··· Entries shown

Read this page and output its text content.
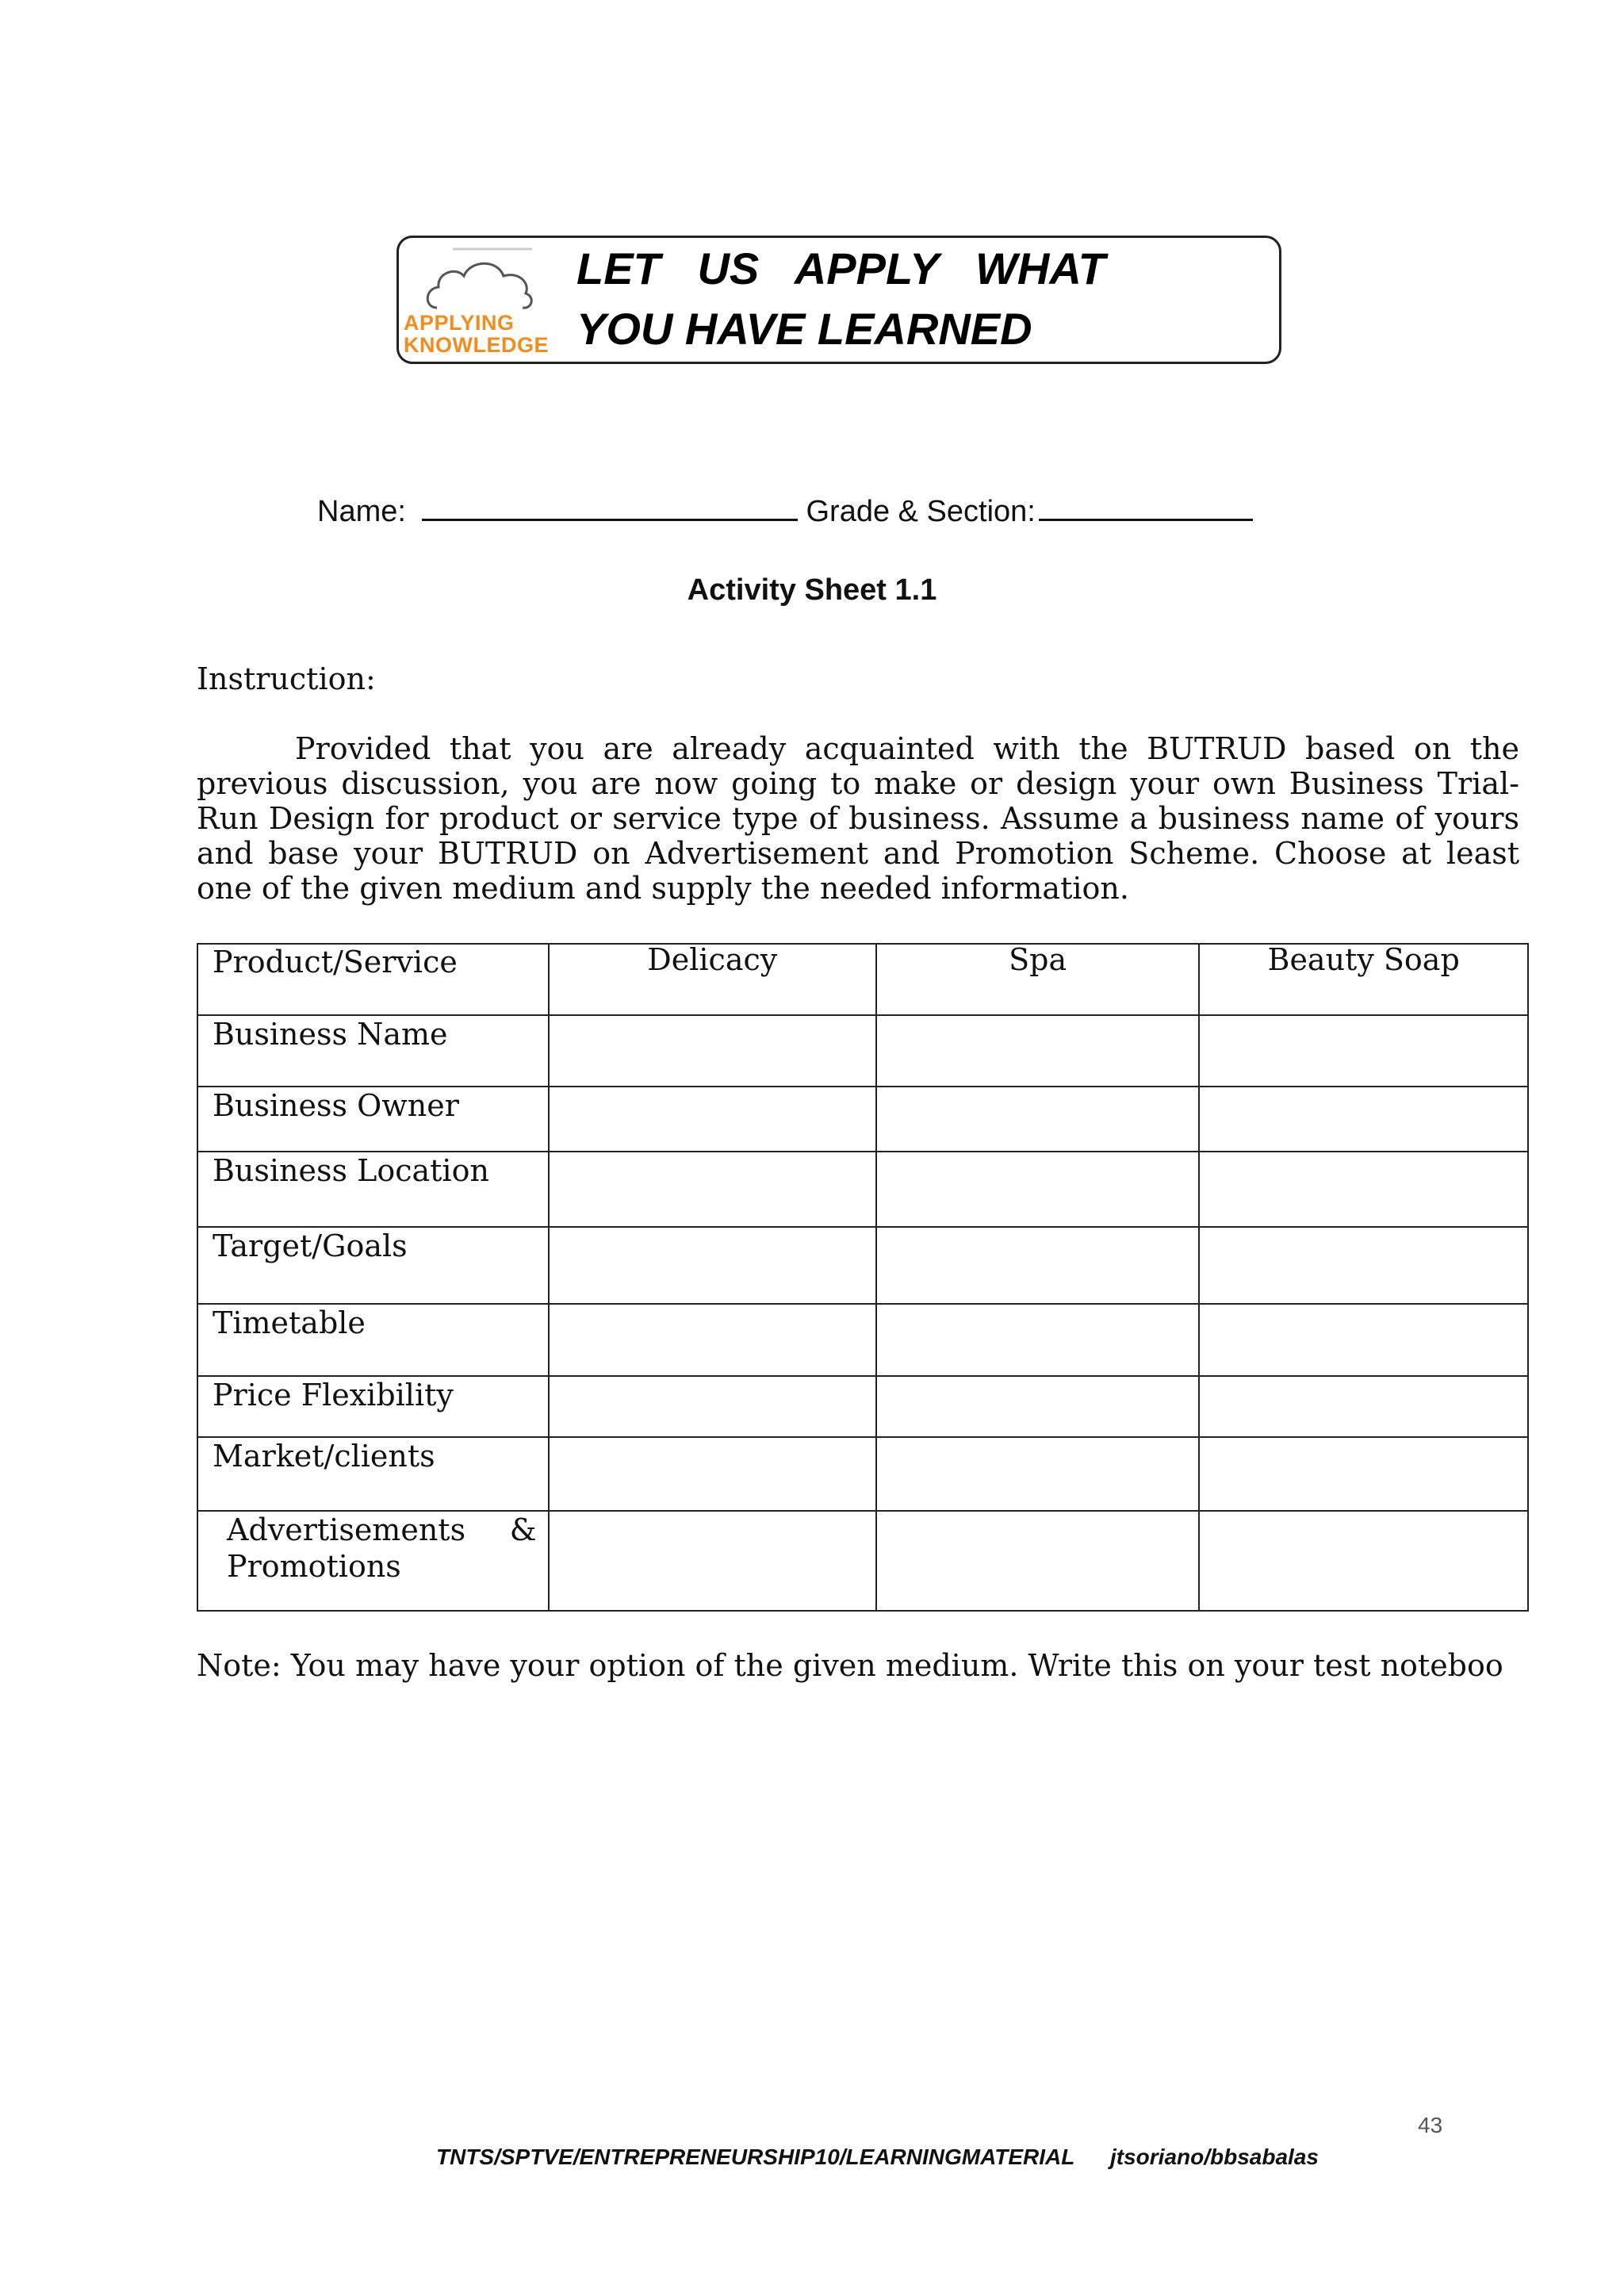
APPLYING
KNOWLEDGE
LET   US   APPLY   WHAT
YOU HAVE LEARNED
Name:	Grade & Section:
Activity Sheet 1.1
Instruction:

Provided that you are already acquainted with the BUTRUD based on the previous discussion, you are now going to make or design your own Business Trial-Run Design for product or service type of business. Assume a business name of yours and base your BUTRUD on Advertisement and Promotion Scheme. Choose at least one of the given medium and supply the needed information.

Product/Service	Delicacy	Spa	Beauty Soap
Business Name			
Business Owner			
Business Location			
Target/Goals			
Timetable			
Price Flexibility			
Market/clients			

Advertisements &
Promotions			

Note: You may have your option of the given medium. Write this on your test noteboo
43
TNTS/SPTVE/ENTREPRENEURSHIP10/LEARNINGMATERIAL jtsoriano/bbsabalas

······

[Goal]: Gather all lines from the listing above in which "medium" occurs.

[Answer to the problem]:
Provided that you are already acquainted with the BUTRUD based on the previous discussion, you are now going to make or design your own Business Trial-Run Design for product or service type of business. Assume a business name of yours and base your BUTRUD on Advertisement and Promotion Scheme. Choose at least one of the given medium and supply the needed information.
Note: You may have your option of the given medium. Write this on your test noteboo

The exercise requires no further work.